- [Problem] Each entry below should be echoed exactly, with pictures omitted.

--- Begin Exercise material ---

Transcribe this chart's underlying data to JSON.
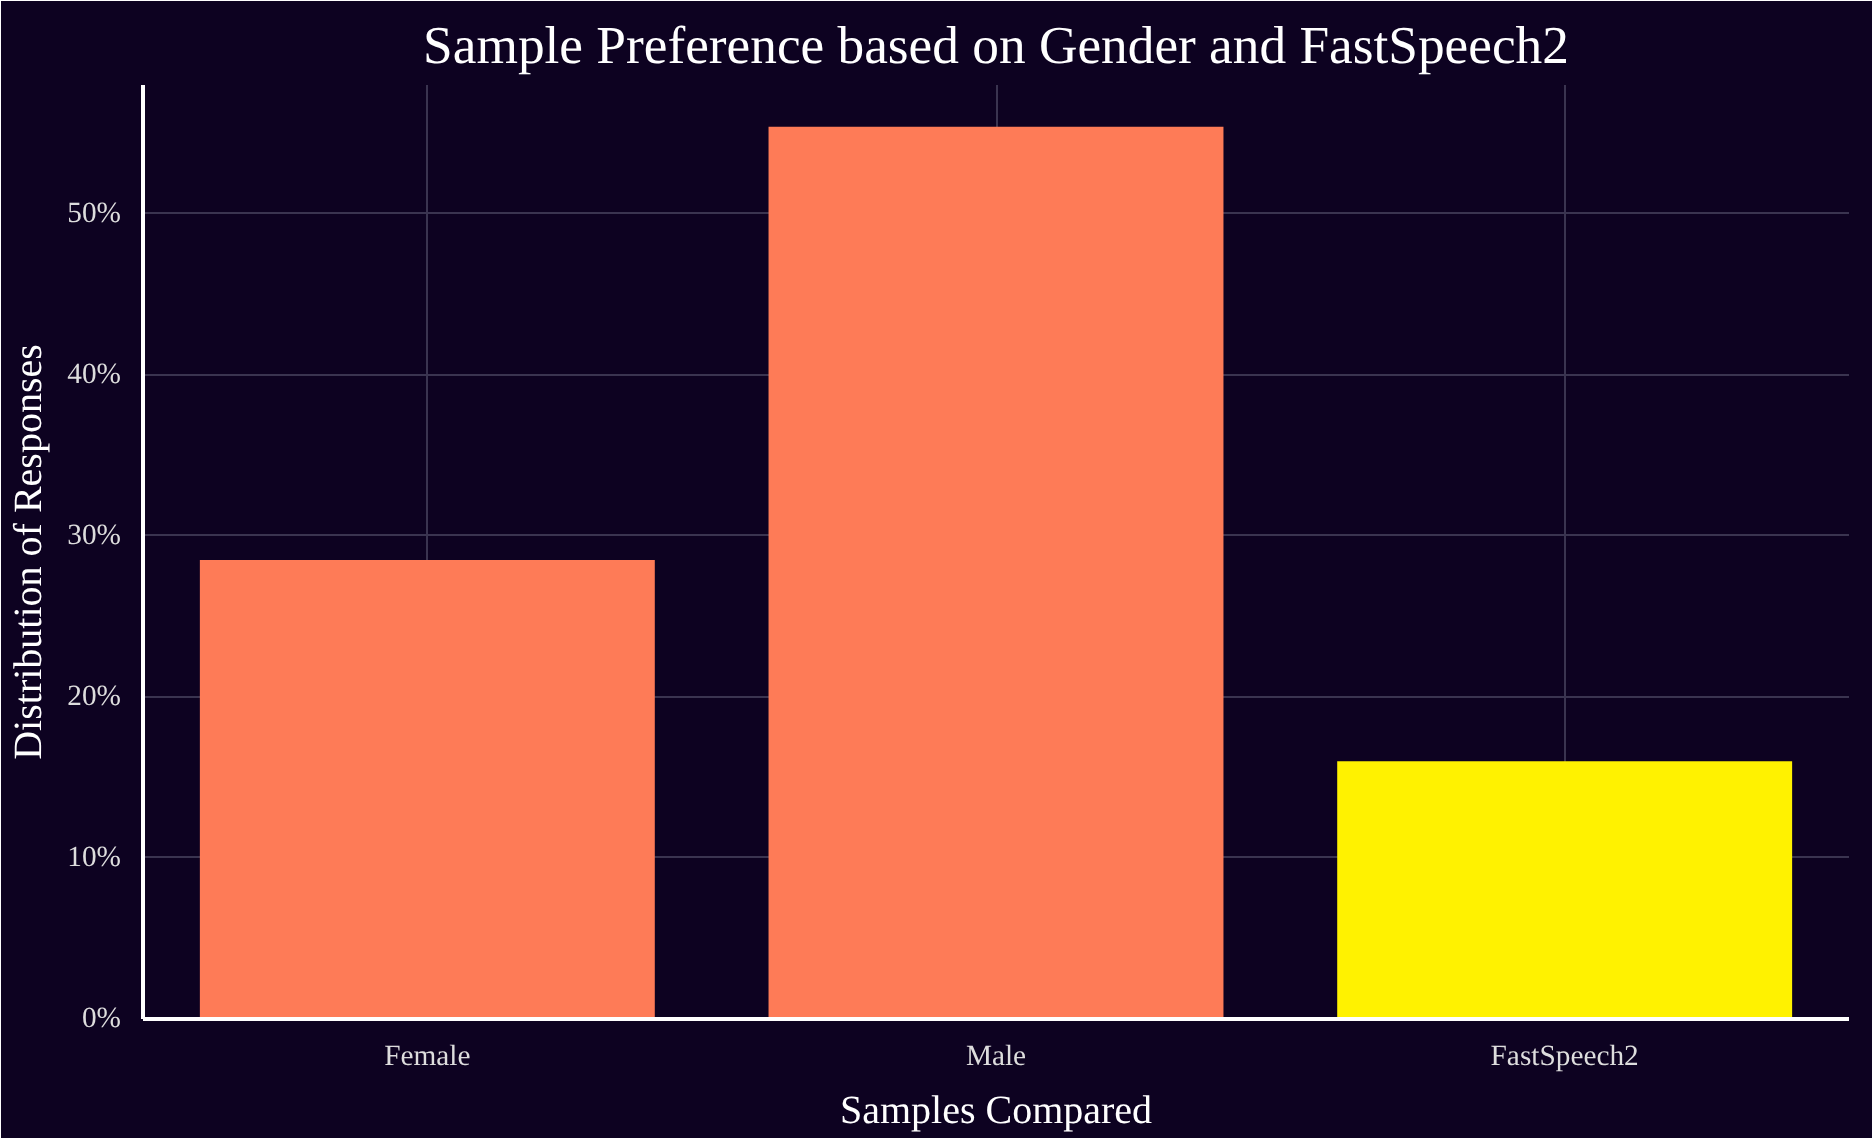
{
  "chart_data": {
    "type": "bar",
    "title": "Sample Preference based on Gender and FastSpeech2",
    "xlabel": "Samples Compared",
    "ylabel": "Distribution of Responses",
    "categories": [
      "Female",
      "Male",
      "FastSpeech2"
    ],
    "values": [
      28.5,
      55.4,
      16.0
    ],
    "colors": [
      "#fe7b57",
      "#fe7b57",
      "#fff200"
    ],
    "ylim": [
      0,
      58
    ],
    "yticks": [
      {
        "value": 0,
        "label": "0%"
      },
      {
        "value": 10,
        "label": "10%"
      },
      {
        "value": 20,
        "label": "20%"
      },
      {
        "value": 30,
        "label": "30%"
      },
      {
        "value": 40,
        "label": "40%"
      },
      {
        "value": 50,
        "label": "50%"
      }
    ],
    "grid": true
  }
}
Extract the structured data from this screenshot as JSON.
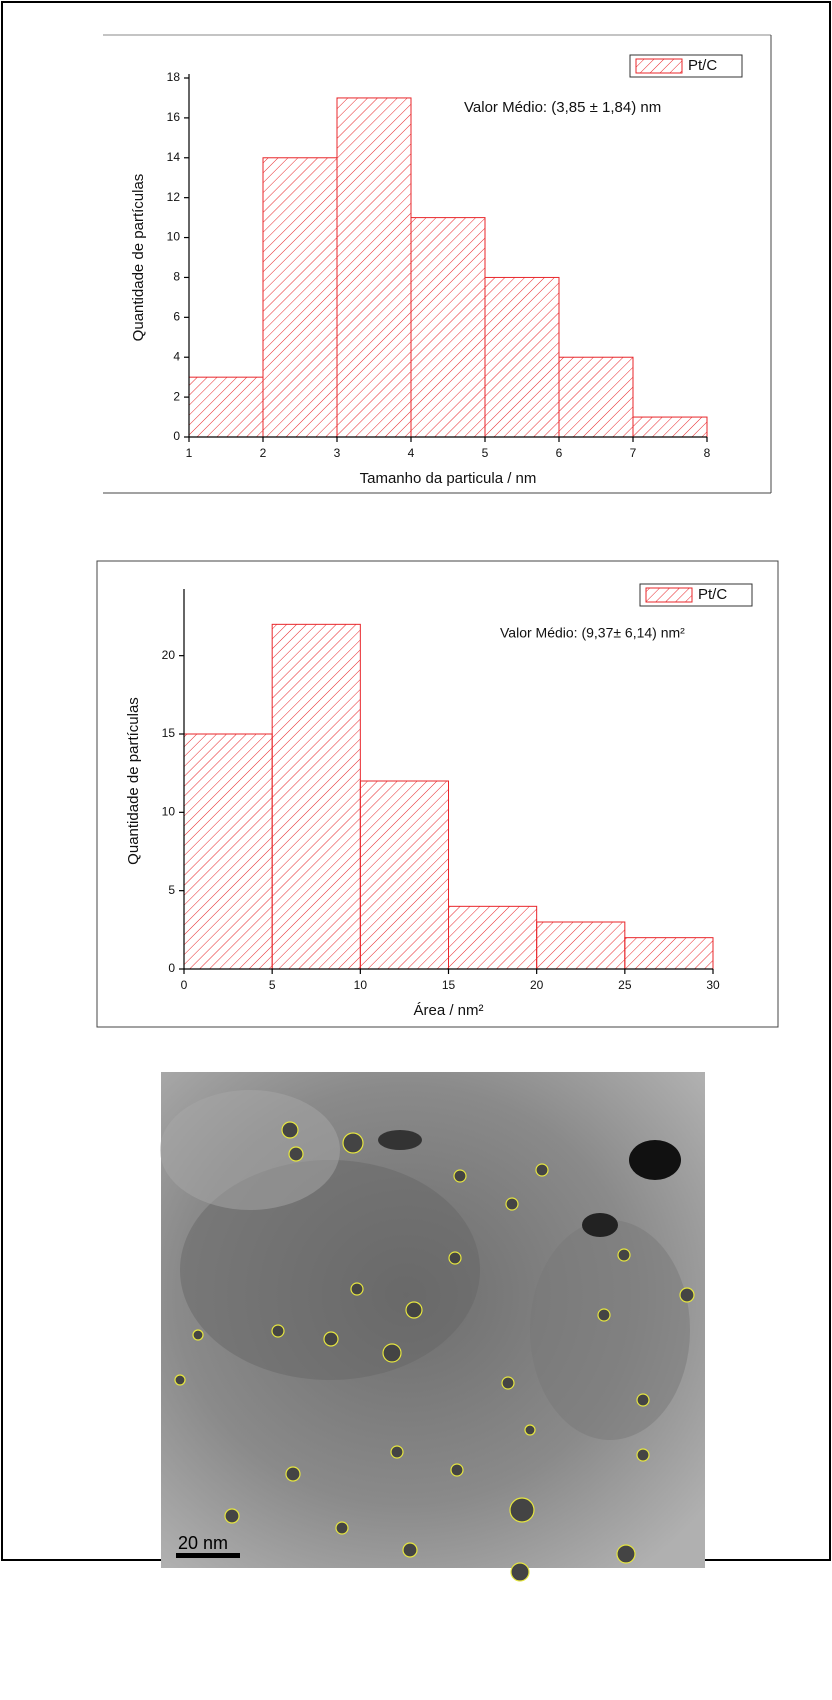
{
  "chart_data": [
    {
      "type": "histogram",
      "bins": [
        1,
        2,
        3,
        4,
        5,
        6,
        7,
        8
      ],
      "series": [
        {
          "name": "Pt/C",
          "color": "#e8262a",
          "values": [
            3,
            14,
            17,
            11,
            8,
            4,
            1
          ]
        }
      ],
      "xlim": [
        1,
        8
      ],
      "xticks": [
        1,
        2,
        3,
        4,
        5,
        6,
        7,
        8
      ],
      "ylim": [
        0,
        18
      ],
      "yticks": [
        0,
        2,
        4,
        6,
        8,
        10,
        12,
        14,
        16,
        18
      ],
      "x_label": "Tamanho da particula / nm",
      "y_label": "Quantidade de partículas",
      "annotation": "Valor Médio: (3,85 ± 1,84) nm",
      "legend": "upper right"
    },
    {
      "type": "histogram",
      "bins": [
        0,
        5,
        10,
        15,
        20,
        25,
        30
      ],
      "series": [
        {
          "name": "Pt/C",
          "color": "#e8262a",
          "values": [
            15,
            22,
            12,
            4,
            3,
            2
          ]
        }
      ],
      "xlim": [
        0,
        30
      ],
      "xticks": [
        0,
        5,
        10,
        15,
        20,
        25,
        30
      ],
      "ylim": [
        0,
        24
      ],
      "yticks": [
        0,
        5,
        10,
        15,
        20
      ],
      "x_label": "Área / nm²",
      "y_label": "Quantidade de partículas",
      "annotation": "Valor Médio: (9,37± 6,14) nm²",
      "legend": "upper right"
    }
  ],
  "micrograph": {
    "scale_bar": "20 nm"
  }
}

--- End Exercise material ---

- [Worked solution]
Transcribe this chart's underlying data to JSON.
{
  "chart_data": {
    "type": "bar",
    "title": "Sample Preference based on Gender and FastSpeech2",
    "xlabel": "Samples Compared",
    "ylabel": "Distribution of Responses",
    "categories": [
      "Female",
      "Male",
      "FastSpeech2"
    ],
    "values": [
      28.5,
      55.4,
      16.0
    ],
    "colors": [
      "#fe7b57",
      "#fe7b57",
      "#fff200"
    ],
    "ylim": [
      0,
      58
    ],
    "yticks": [
      {
        "value": 0,
        "label": "0%"
      },
      {
        "value": 10,
        "label": "10%"
      },
      {
        "value": 20,
        "label": "20%"
      },
      {
        "value": 30,
        "label": "30%"
      },
      {
        "value": 40,
        "label": "40%"
      },
      {
        "value": 50,
        "label": "50%"
      }
    ],
    "grid": true
  }
}
Extract the structured data from this screenshot as JSON.
{
  "chart_data": [
    {
      "type": "histogram",
      "bins": [
        1,
        2,
        3,
        4,
        5,
        6,
        7,
        8
      ],
      "series": [
        {
          "name": "Pt/C",
          "color": "#e8262a",
          "values": [
            3,
            14,
            17,
            11,
            8,
            4,
            1
          ]
        }
      ],
      "xlim": [
        1,
        8
      ],
      "xticks": [
        1,
        2,
        3,
        4,
        5,
        6,
        7,
        8
      ],
      "ylim": [
        0,
        18
      ],
      "yticks": [
        0,
        2,
        4,
        6,
        8,
        10,
        12,
        14,
        16,
        18
      ],
      "x_label": "Tamanho da particula / nm",
      "y_label": "Quantidade de partículas",
      "annotation": "Valor Médio: (3,85 ± 1,84) nm",
      "legend": "upper right"
    },
    {
      "type": "histogram",
      "bins": [
        0,
        5,
        10,
        15,
        20,
        25,
        30
      ],
      "series": [
        {
          "name": "Pt/C",
          "color": "#e8262a",
          "values": [
            15,
            22,
            12,
            4,
            3,
            2
          ]
        }
      ],
      "xlim": [
        0,
        30
      ],
      "xticks": [
        0,
        5,
        10,
        15,
        20,
        25,
        30
      ],
      "ylim": [
        0,
        24
      ],
      "yticks": [
        0,
        5,
        10,
        15,
        20
      ],
      "x_label": "Área / nm²",
      "y_label": "Quantidade de partículas",
      "annotation": "Valor Médio: (9,37± 6,14) nm²",
      "legend": "upper right"
    }
  ],
  "micrograph": {
    "scale_bar": "20 nm"
  }
}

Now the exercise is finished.